━━ Provided records ━━
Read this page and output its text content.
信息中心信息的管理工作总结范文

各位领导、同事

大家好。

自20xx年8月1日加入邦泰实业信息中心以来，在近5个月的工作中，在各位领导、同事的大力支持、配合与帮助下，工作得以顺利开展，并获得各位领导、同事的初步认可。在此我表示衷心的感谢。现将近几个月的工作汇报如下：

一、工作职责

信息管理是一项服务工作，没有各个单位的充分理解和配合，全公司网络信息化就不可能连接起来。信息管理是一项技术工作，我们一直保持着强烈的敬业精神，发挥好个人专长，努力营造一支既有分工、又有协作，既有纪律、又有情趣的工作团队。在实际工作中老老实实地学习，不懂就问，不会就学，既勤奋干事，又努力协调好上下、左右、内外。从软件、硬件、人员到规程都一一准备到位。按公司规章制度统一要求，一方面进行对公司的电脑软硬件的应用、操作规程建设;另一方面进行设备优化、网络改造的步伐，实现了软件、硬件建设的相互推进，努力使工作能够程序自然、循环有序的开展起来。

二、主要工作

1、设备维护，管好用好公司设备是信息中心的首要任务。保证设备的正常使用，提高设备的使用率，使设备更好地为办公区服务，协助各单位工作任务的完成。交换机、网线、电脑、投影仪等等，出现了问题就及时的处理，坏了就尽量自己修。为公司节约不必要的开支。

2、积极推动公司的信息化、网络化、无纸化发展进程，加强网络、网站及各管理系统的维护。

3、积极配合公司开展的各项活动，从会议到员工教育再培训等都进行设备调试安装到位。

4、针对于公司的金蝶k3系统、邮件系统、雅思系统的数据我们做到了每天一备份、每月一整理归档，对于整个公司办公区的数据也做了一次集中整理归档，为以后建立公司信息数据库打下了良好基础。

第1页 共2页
━━━
> [What to produce] Write out every line exactly as it stands.

> [Problem solution]
Read this page and output its text content.
信息中心信息的管理工作总结范文

各位领导、同事

大家好。

自20xx年8月1日加入邦泰实业信息中心以来，在近5个月的工作中，在各位领导、同事的大力支持、配合与帮助下，工作得以顺利开展，并获得各位领导、同事的初步认可。在此我表示衷心的感谢。现将近几个月的工作汇报如下：

一、工作职责

信息管理是一项服务工作，没有各个单位的充分理解和配合，全公司网络信息化就不可能连接起来。信息管理是一项技术工作，我们一直保持着强烈的敬业精神，发挥好个人专长，努力营造一支既有分工、又有协作，既有纪律、又有情趣的工作团队。在实际工作中老老实实地学习，不懂就问，不会就学，既勤奋干事，又努力协调好上下、左右、内外。从软件、硬件、人员到规程都一一准备到位。按公司规章制度统一要求，一方面进行对公司的电脑软硬件的应用、操作规程建设;另一方面进行设备优化、网络改造的步伐，实现了软件、硬件建设的相互推进，努力使工作能够程序自然、循环有序的开展起来。

二、主要工作

1、设备维护，管好用好公司设备是信息中心的首要任务。保证设备的正常使用，提高设备的使用率，使设备更好地为办公区服务，协助各单位工作任务的完成。交换机、网线、电脑、投影仪等等，出现了问题就及时的处理，坏了就尽量自己修。为公司节约不必要的开支。

2、积极推动公司的信息化、网络化、无纸化发展进程，加强网络、网站及各管理系统的维护。

3、积极配合公司开展的各项活动，从会议到员工教育再培训等都进行设备调试安装到位。

4、针对于公司的金蝶k3系统、邮件系统、雅思系统的数据我们做到了每天一备份、每月一整理归档，对于整个公司办公区的数据也做了一次集中整理归档，为以后建立公司信息数据库打下了良好基础。

第1页 共2页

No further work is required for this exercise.